[Figure record listings]
────────

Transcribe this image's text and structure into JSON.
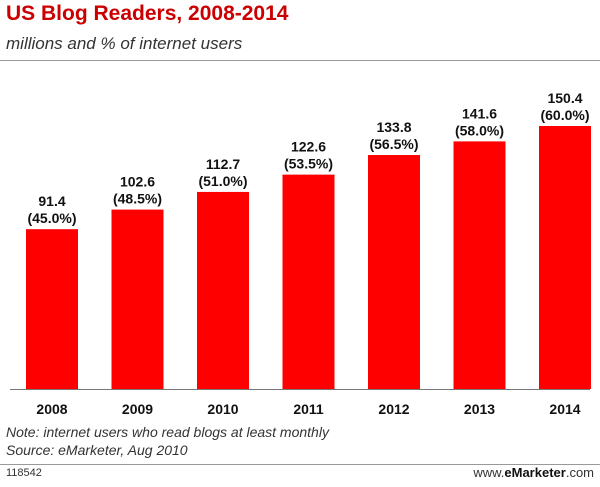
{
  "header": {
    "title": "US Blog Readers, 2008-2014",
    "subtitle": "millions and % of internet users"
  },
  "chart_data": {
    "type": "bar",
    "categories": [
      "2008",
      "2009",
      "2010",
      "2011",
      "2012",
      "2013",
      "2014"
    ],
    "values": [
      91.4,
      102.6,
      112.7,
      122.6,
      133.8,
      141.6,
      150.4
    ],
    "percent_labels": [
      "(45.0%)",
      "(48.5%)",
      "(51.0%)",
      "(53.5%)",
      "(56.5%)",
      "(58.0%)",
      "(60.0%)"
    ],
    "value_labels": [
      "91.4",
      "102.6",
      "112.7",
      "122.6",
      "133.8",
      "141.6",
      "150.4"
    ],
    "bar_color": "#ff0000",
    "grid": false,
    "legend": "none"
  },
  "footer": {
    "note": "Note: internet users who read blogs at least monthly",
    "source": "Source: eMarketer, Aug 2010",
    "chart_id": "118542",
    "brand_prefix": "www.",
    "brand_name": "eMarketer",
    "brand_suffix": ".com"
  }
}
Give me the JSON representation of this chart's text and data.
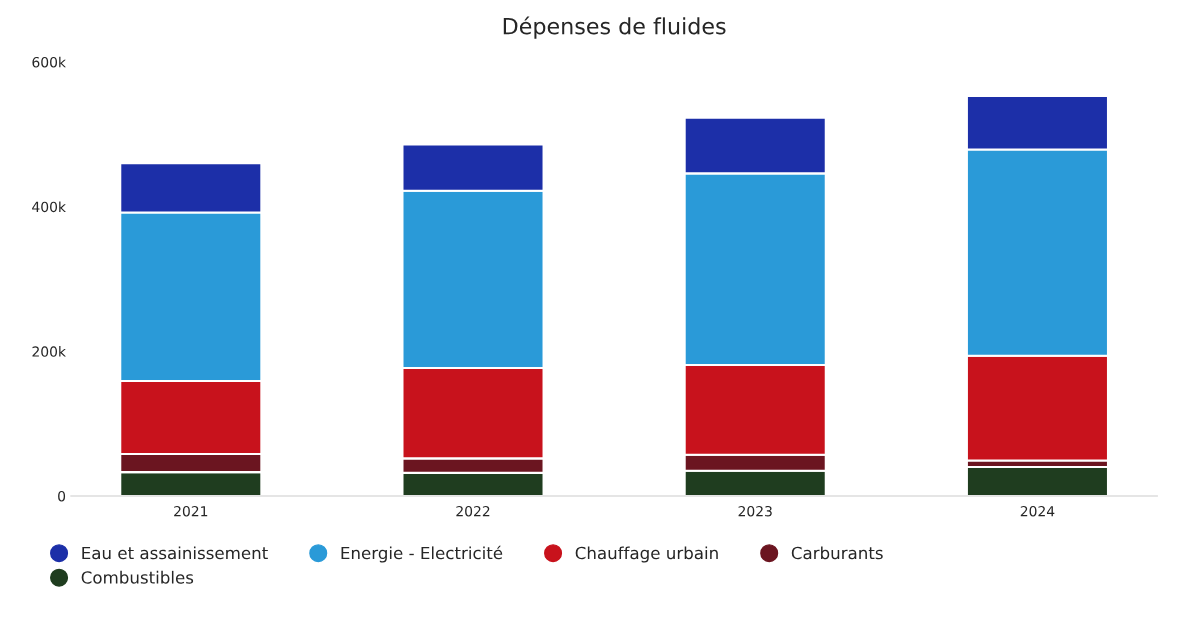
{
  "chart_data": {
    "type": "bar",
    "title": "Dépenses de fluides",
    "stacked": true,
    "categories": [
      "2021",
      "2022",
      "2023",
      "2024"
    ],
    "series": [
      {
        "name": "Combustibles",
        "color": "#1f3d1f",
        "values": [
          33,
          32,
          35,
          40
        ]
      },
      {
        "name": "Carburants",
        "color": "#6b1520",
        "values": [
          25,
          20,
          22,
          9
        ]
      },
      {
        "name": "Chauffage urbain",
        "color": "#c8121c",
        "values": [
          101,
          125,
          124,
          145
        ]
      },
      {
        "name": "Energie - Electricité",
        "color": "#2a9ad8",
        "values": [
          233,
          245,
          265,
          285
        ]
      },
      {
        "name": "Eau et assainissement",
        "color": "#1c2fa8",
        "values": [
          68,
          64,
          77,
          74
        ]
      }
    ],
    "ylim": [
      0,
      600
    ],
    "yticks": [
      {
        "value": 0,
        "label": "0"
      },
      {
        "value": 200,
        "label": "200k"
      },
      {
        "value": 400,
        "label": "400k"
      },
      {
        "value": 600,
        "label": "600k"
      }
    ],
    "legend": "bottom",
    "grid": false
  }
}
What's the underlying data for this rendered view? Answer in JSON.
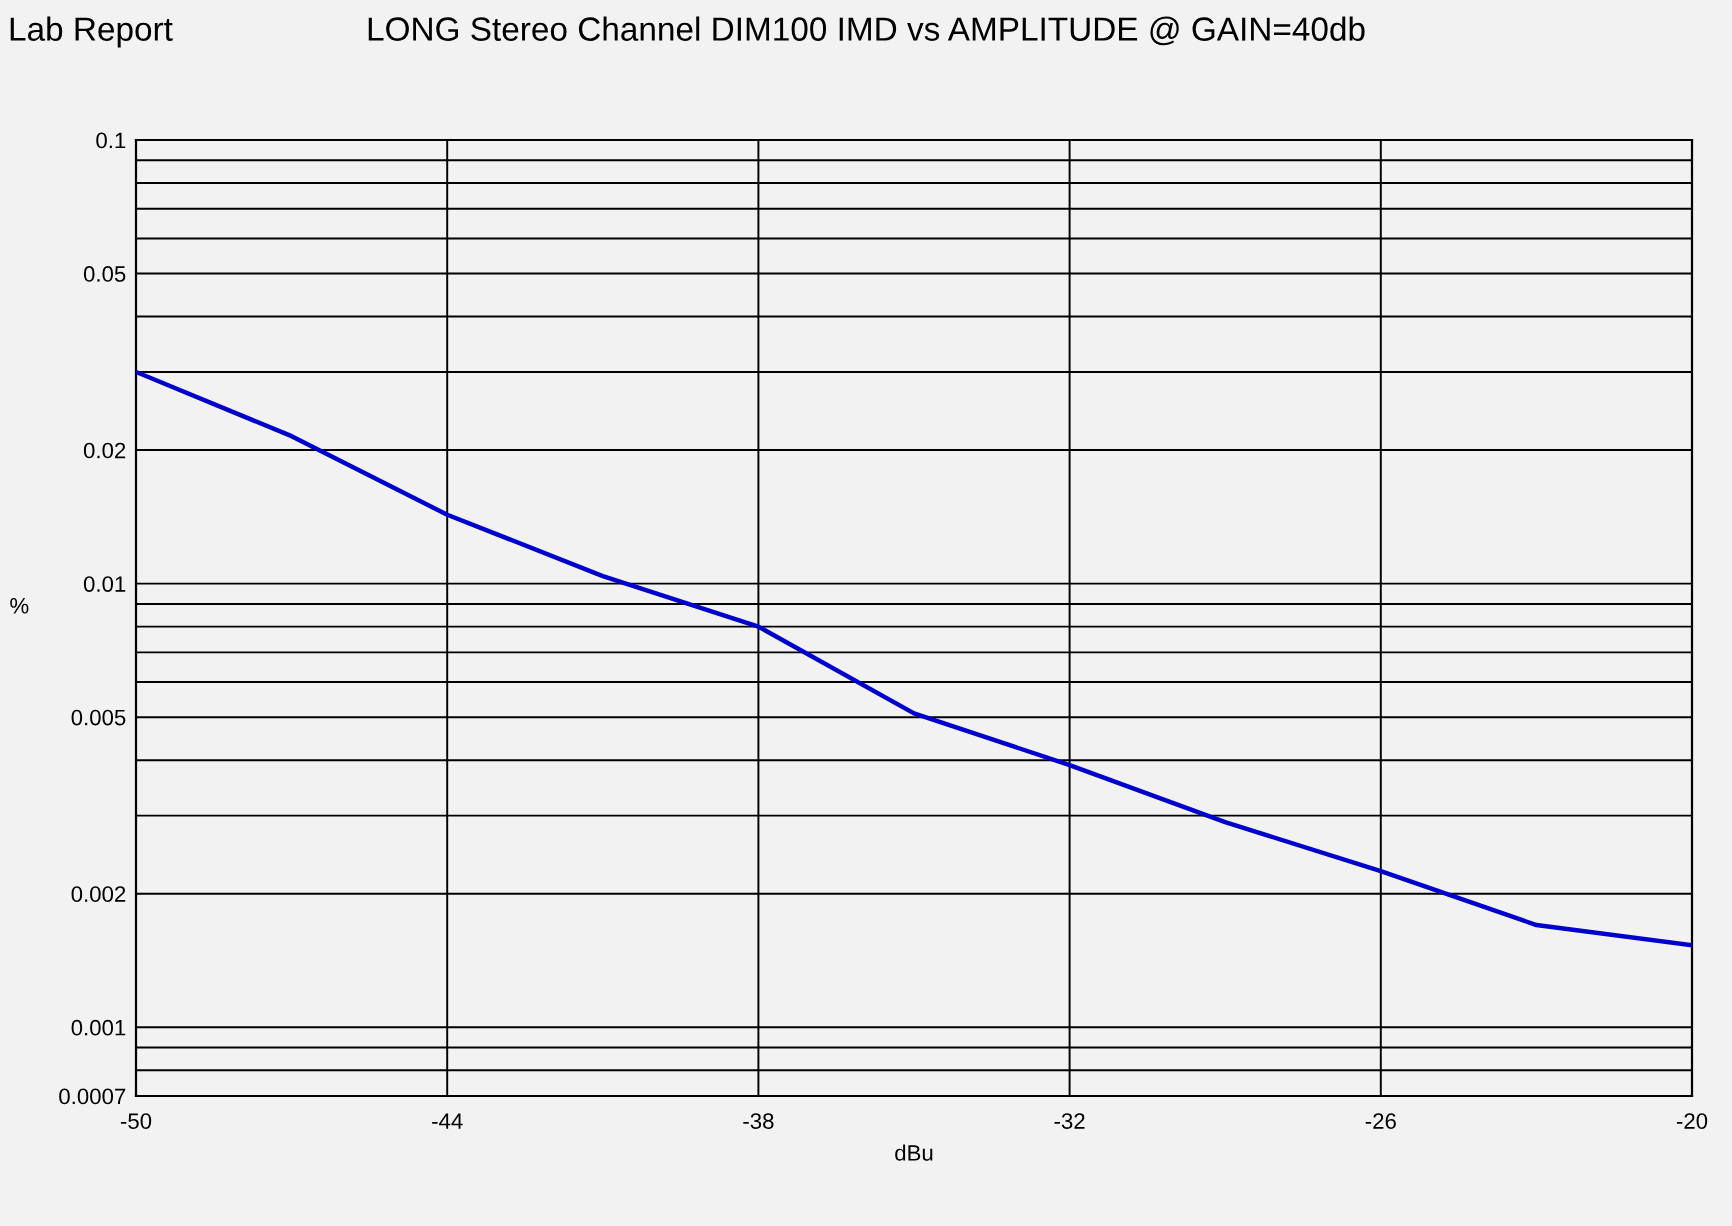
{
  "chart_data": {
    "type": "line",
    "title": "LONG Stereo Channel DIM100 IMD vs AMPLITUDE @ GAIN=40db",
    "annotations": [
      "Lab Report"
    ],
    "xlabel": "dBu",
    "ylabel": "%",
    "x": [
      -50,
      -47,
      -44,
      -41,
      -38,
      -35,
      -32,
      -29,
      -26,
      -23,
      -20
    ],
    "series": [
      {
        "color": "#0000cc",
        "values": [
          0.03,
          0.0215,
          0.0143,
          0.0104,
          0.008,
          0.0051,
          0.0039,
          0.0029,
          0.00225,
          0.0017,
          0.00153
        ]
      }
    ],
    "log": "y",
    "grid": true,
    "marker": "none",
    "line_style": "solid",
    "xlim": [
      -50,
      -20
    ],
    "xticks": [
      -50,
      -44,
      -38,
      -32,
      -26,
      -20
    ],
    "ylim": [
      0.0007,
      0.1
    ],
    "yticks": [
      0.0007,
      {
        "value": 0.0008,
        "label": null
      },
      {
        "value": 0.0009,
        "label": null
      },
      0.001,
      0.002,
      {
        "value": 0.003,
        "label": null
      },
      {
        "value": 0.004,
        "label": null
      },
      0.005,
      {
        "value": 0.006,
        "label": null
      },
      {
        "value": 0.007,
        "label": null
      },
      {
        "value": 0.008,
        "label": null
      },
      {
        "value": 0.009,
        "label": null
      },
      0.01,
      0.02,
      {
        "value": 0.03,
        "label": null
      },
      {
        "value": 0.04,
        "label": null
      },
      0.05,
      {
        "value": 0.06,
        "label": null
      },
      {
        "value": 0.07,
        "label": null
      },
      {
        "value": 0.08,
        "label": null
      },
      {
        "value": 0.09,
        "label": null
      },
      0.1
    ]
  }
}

────────

• Stated goal
Reproduce the records above exactly, leaving out every picture they contain.

• Written response
Transcribe this image's text and structure into JSON.
{
  "header": {
    "title": "US Blog Readers, 2008-2014",
    "subtitle": "millions and % of internet users"
  },
  "chart_data": {
    "type": "bar",
    "categories": [
      "2008",
      "2009",
      "2010",
      "2011",
      "2012",
      "2013",
      "2014"
    ],
    "values": [
      91.4,
      102.6,
      112.7,
      122.6,
      133.8,
      141.6,
      150.4
    ],
    "percent_labels": [
      "(45.0%)",
      "(48.5%)",
      "(51.0%)",
      "(53.5%)",
      "(56.5%)",
      "(58.0%)",
      "(60.0%)"
    ],
    "value_labels": [
      "91.4",
      "102.6",
      "112.7",
      "122.6",
      "133.8",
      "141.6",
      "150.4"
    ],
    "bar_color": "#ff0000",
    "grid": false,
    "legend": "none"
  },
  "footer": {
    "note": "Note: internet users who read blogs at least monthly",
    "source": "Source: eMarketer, Aug 2010",
    "chart_id": "118542",
    "brand_prefix": "www.",
    "brand_name": "eMarketer",
    "brand_suffix": ".com"
  }
}
Give me the JSON representation of this chart's text and data.
{
  "chart_data": {
    "type": "bar",
    "title": "Dépenses de fluides",
    "stacked": true,
    "categories": [
      "2021",
      "2022",
      "2023",
      "2024"
    ],
    "series": [
      {
        "name": "Combustibles",
        "color": "#1f3d1f",
        "values": [
          33,
          32,
          35,
          40
        ]
      },
      {
        "name": "Carburants",
        "color": "#6b1520",
        "values": [
          25,
          20,
          22,
          9
        ]
      },
      {
        "name": "Chauffage urbain",
        "color": "#c8121c",
        "values": [
          101,
          125,
          124,
          145
        ]
      },
      {
        "name": "Energie - Electricité",
        "color": "#2a9ad8",
        "values": [
          233,
          245,
          265,
          285
        ]
      },
      {
        "name": "Eau et assainissement",
        "color": "#1c2fa8",
        "values": [
          68,
          64,
          77,
          74
        ]
      }
    ],
    "ylim": [
      0,
      600
    ],
    "yticks": [
      {
        "value": 0,
        "label": "0"
      },
      {
        "value": 200,
        "label": "200k"
      },
      {
        "value": 400,
        "label": "400k"
      },
      {
        "value": 600,
        "label": "600k"
      }
    ],
    "legend": "bottom",
    "grid": false
  }
}
What's the underlying data for this rendered view? Answer in JSON.
{
  "chart_data": {
    "type": "line",
    "title": "LONG Stereo Channel DIM100 IMD vs AMPLITUDE @ GAIN=40db",
    "annotations": [
      "Lab Report"
    ],
    "xlabel": "dBu",
    "ylabel": "%",
    "x": [
      -50,
      -47,
      -44,
      -41,
      -38,
      -35,
      -32,
      -29,
      -26,
      -23,
      -20
    ],
    "series": [
      {
        "color": "#0000cc",
        "values": [
          0.03,
          0.0215,
          0.0143,
          0.0104,
          0.008,
          0.0051,
          0.0039,
          0.0029,
          0.00225,
          0.0017,
          0.00153
        ]
      }
    ],
    "log": "y",
    "grid": true,
    "marker": "none",
    "line_style": "solid",
    "xlim": [
      -50,
      -20
    ],
    "xticks": [
      -50,
      -44,
      -38,
      -32,
      -26,
      -20
    ],
    "ylim": [
      0.0007,
      0.1
    ],
    "yticks": [
      0.0007,
      {
        "value": 0.0008,
        "label": null
      },
      {
        "value": 0.0009,
        "label": null
      },
      0.001,
      0.002,
      {
        "value": 0.003,
        "label": null
      },
      {
        "value": 0.004,
        "label": null
      },
      0.005,
      {
        "value": 0.006,
        "label": null
      },
      {
        "value": 0.007,
        "label": null
      },
      {
        "value": 0.008,
        "label": null
      },
      {
        "value": 0.009,
        "label": null
      },
      0.01,
      0.02,
      {
        "value": 0.03,
        "label": null
      },
      {
        "value": 0.04,
        "label": null
      },
      0.05,
      {
        "value": 0.06,
        "label": null
      },
      {
        "value": 0.07,
        "label": null
      },
      {
        "value": 0.08,
        "label": null
      },
      {
        "value": 0.09,
        "label": null
      },
      0.1
    ]
  }
}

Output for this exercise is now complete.